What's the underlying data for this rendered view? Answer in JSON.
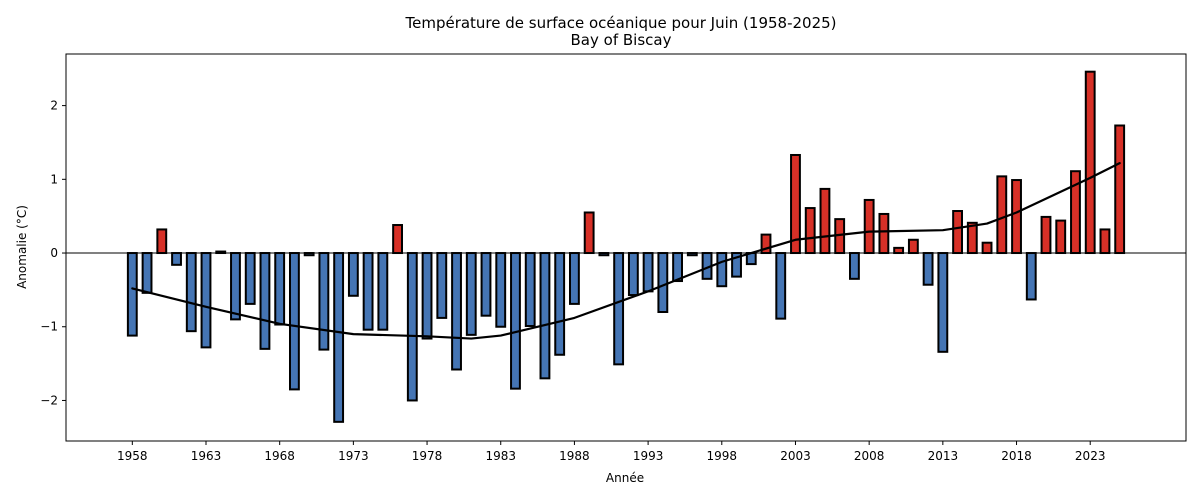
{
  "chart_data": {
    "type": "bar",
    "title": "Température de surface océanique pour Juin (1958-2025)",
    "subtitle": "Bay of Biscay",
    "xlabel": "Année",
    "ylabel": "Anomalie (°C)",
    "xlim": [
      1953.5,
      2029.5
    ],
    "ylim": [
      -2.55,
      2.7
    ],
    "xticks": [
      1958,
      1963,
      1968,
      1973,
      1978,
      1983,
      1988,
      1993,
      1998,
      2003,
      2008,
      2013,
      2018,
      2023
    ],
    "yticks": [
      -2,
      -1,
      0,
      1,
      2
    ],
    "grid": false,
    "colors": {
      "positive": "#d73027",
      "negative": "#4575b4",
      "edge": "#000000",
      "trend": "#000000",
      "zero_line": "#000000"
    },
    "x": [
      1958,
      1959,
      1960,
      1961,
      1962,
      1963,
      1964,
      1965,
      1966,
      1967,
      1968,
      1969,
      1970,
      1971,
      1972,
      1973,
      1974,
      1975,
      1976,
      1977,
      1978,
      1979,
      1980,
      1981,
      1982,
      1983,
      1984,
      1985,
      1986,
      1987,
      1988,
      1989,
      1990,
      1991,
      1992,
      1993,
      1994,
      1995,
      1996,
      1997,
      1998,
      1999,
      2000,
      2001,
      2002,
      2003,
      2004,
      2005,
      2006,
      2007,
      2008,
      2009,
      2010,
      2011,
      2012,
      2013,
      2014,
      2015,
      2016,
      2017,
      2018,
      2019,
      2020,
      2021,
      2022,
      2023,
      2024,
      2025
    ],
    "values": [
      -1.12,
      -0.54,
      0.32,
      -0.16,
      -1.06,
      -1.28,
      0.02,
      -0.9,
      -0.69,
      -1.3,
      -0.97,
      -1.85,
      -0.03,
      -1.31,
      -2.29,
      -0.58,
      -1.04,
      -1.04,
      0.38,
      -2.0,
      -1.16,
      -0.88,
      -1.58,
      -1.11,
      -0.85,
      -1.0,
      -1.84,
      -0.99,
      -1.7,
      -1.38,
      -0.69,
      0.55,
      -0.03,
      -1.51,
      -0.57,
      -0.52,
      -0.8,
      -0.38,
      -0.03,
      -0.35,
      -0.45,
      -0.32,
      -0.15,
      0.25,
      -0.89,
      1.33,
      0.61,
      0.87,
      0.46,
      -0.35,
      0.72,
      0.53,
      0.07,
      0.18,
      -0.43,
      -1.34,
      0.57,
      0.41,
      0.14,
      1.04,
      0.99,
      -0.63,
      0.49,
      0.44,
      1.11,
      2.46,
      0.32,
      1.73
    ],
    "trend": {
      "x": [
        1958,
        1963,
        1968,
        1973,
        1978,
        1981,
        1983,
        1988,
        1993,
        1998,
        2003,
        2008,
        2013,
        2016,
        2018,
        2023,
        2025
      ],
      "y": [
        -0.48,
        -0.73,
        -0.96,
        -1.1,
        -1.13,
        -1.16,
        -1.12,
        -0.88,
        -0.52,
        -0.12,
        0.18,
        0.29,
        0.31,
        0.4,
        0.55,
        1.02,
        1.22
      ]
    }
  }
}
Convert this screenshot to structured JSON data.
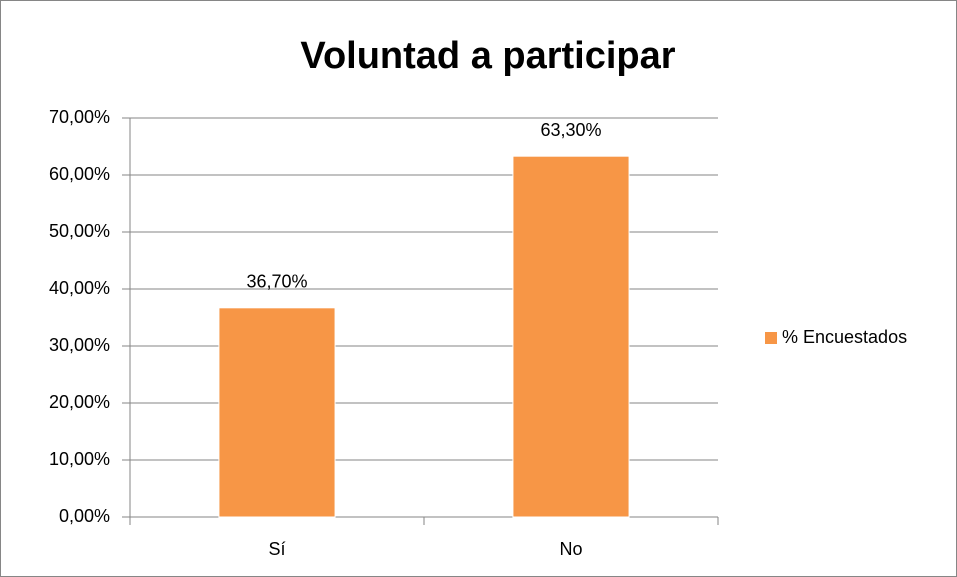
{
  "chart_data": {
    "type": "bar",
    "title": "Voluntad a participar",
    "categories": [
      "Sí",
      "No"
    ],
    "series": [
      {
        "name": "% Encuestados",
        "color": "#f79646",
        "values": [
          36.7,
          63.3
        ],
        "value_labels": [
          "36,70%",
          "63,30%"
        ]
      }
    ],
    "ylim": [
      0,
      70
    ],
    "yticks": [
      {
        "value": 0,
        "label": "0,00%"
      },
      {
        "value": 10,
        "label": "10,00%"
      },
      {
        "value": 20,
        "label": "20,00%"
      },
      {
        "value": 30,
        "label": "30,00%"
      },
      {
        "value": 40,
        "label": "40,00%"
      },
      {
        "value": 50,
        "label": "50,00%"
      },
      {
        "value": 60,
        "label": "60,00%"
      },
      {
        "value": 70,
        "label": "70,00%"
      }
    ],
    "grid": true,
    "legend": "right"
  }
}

» **Request**
Omit the pictures, and quote the material above exactly as given.

» **Final answer**
What's the underlying data for this rendered view? Answer in JSON.
{
  "chart_data": {
    "type": "bar",
    "title": "Température de surface océanique pour Juin (1958-2025)",
    "subtitle": "Bay of Biscay",
    "xlabel": "Année",
    "ylabel": "Anomalie (°C)",
    "xlim": [
      1953.5,
      2029.5
    ],
    "ylim": [
      -2.55,
      2.7
    ],
    "xticks": [
      1958,
      1963,
      1968,
      1973,
      1978,
      1983,
      1988,
      1993,
      1998,
      2003,
      2008,
      2013,
      2018,
      2023
    ],
    "yticks": [
      -2,
      -1,
      0,
      1,
      2
    ],
    "grid": false,
    "colors": {
      "positive": "#d73027",
      "negative": "#4575b4",
      "edge": "#000000",
      "trend": "#000000",
      "zero_line": "#000000"
    },
    "x": [
      1958,
      1959,
      1960,
      1961,
      1962,
      1963,
      1964,
      1965,
      1966,
      1967,
      1968,
      1969,
      1970,
      1971,
      1972,
      1973,
      1974,
      1975,
      1976,
      1977,
      1978,
      1979,
      1980,
      1981,
      1982,
      1983,
      1984,
      1985,
      1986,
      1987,
      1988,
      1989,
      1990,
      1991,
      1992,
      1993,
      1994,
      1995,
      1996,
      1997,
      1998,
      1999,
      2000,
      2001,
      2002,
      2003,
      2004,
      2005,
      2006,
      2007,
      2008,
      2009,
      2010,
      2011,
      2012,
      2013,
      2014,
      2015,
      2016,
      2017,
      2018,
      2019,
      2020,
      2021,
      2022,
      2023,
      2024,
      2025
    ],
    "values": [
      -1.12,
      -0.54,
      0.32,
      -0.16,
      -1.06,
      -1.28,
      0.02,
      -0.9,
      -0.69,
      -1.3,
      -0.97,
      -1.85,
      -0.03,
      -1.31,
      -2.29,
      -0.58,
      -1.04,
      -1.04,
      0.38,
      -2.0,
      -1.16,
      -0.88,
      -1.58,
      -1.11,
      -0.85,
      -1.0,
      -1.84,
      -0.99,
      -1.7,
      -1.38,
      -0.69,
      0.55,
      -0.03,
      -1.51,
      -0.57,
      -0.52,
      -0.8,
      -0.38,
      -0.03,
      -0.35,
      -0.45,
      -0.32,
      -0.15,
      0.25,
      -0.89,
      1.33,
      0.61,
      0.87,
      0.46,
      -0.35,
      0.72,
      0.53,
      0.07,
      0.18,
      -0.43,
      -1.34,
      0.57,
      0.41,
      0.14,
      1.04,
      0.99,
      -0.63,
      0.49,
      0.44,
      1.11,
      2.46,
      0.32,
      1.73
    ],
    "trend": {
      "x": [
        1958,
        1963,
        1968,
        1973,
        1978,
        1981,
        1983,
        1988,
        1993,
        1998,
        2003,
        2008,
        2013,
        2016,
        2018,
        2023,
        2025
      ],
      "y": [
        -0.48,
        -0.73,
        -0.96,
        -1.1,
        -1.13,
        -1.16,
        -1.12,
        -0.88,
        -0.52,
        -0.12,
        0.18,
        0.29,
        0.31,
        0.4,
        0.55,
        1.02,
        1.22
      ]
    }
  }
}
Convert this screenshot to structured JSON data.
{
  "chart_data": {
    "type": "bar",
    "title": "Voluntad a participar",
    "categories": [
      "Sí",
      "No"
    ],
    "series": [
      {
        "name": "% Encuestados",
        "color": "#f79646",
        "values": [
          36.7,
          63.3
        ],
        "value_labels": [
          "36,70%",
          "63,30%"
        ]
      }
    ],
    "ylim": [
      0,
      70
    ],
    "yticks": [
      {
        "value": 0,
        "label": "0,00%"
      },
      {
        "value": 10,
        "label": "10,00%"
      },
      {
        "value": 20,
        "label": "20,00%"
      },
      {
        "value": 30,
        "label": "30,00%"
      },
      {
        "value": 40,
        "label": "40,00%"
      },
      {
        "value": 50,
        "label": "50,00%"
      },
      {
        "value": 60,
        "label": "60,00%"
      },
      {
        "value": 70,
        "label": "70,00%"
      }
    ],
    "grid": true,
    "legend": "right"
  }
}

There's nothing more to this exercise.